Exercise prompt. What follows is a set of entries. Give them again exactly, without the pictures.
>>>
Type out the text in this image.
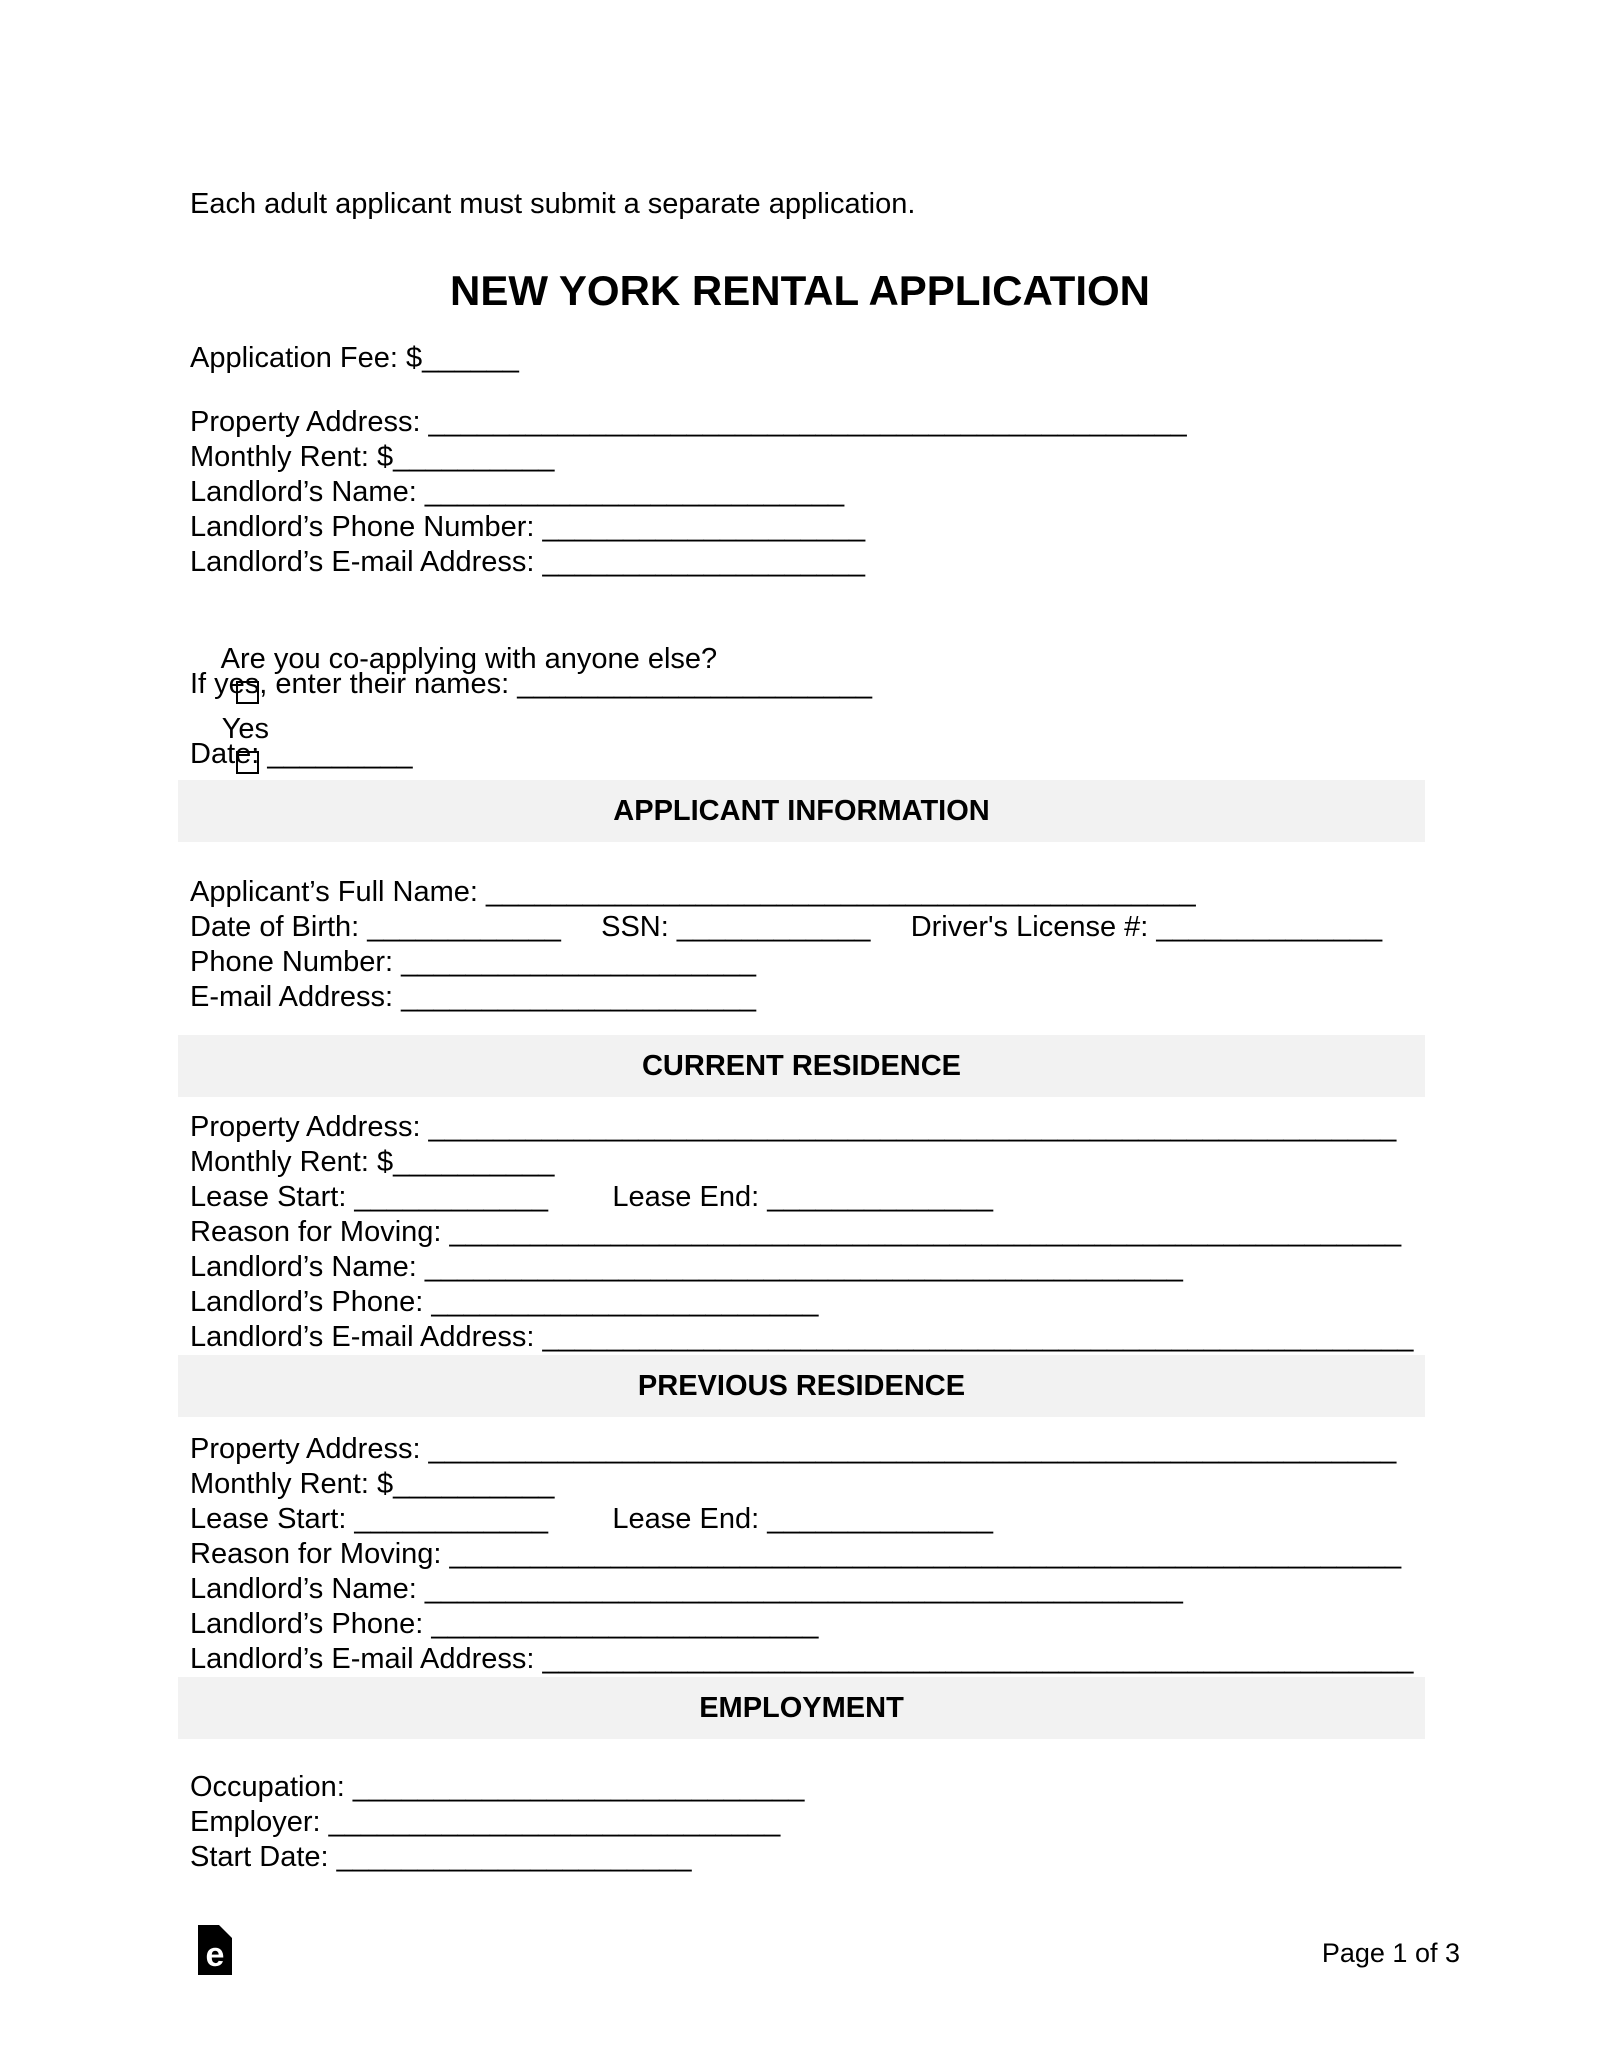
Each adult applicant must submit a separate application.
NEW YORK RENTAL APPLICATION
Application Fee: $______
Property Address: _______________________________________________
Monthly Rent: $__________
Landlord’s Name: __________________________
Landlord’s Phone Number: ____________________
Landlord’s E-mail Address: ____________________

Are you co-applying with anyone else?

Yes

If yes, enter their names: ______________________
Date: _________
APPLICANT INFORMATION
Applicant’s Full Name: ____________________________________________
Date of Birth: ____________     SSN: ____________     Driver's License #: ______________
Phone Number: ______________________
E-mail Address: ______________________
CURRENT RESIDENCE
Property Address: ____________________________________________________________
Monthly Rent: $__________
Lease Start: ____________        Lease End: ______________
Reason for Moving: ___________________________________________________________
Landlord’s Name: _______________________________________________
Landlord’s Phone: ________________________
Landlord’s E-mail Address: ______________________________________________________
PREVIOUS RESIDENCE
Property Address: ____________________________________________________________
Monthly Rent: $__________
Lease Start: ____________        Lease End: ______________
Reason for Moving: ___________________________________________________________
Landlord’s Name: _______________________________________________
Landlord’s Phone: ________________________
Landlord’s E-mail Address: ______________________________________________________
EMPLOYMENT
Occupation: ____________________________
Employer: ____________________________
Start Date: ______________________
e	Page 1 of 3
<<<
Written response.
Type out the text in this image.
Each adult applicant must submit a separate application.
NEW YORK RENTAL APPLICATION
Application Fee: $______
Property Address: _______________________________________________
Monthly Rent: $__________
Landlord’s Name: __________________________
Landlord’s Phone Number: ____________________
Landlord’s E-mail Address: ____________________

Are you co-applying with anyone else?

Yes

If yes, enter their names: ______________________
Date: _________
APPLICANT INFORMATION
Applicant’s Full Name: ____________________________________________
Date of Birth: ____________     SSN: ____________     Driver's License #: ______________
Phone Number: ______________________
E-mail Address: ______________________
CURRENT RESIDENCE
Property Address: ____________________________________________________________
Monthly Rent: $__________
Lease Start: ____________        Lease End: ______________
Reason for Moving: ___________________________________________________________
Landlord’s Name: _______________________________________________
Landlord’s Phone: ________________________
Landlord’s E-mail Address: ______________________________________________________
PREVIOUS RESIDENCE
Property Address: ____________________________________________________________
Monthly Rent: $__________
Lease Start: ____________        Lease End: ______________
Reason for Moving: ___________________________________________________________
Landlord’s Name: _______________________________________________
Landlord’s Phone: ________________________
Landlord’s E-mail Address: ______________________________________________________
EMPLOYMENT
Occupation: ____________________________
Employer: ____________________________
Start Date: ______________________
e	Page 1 of 3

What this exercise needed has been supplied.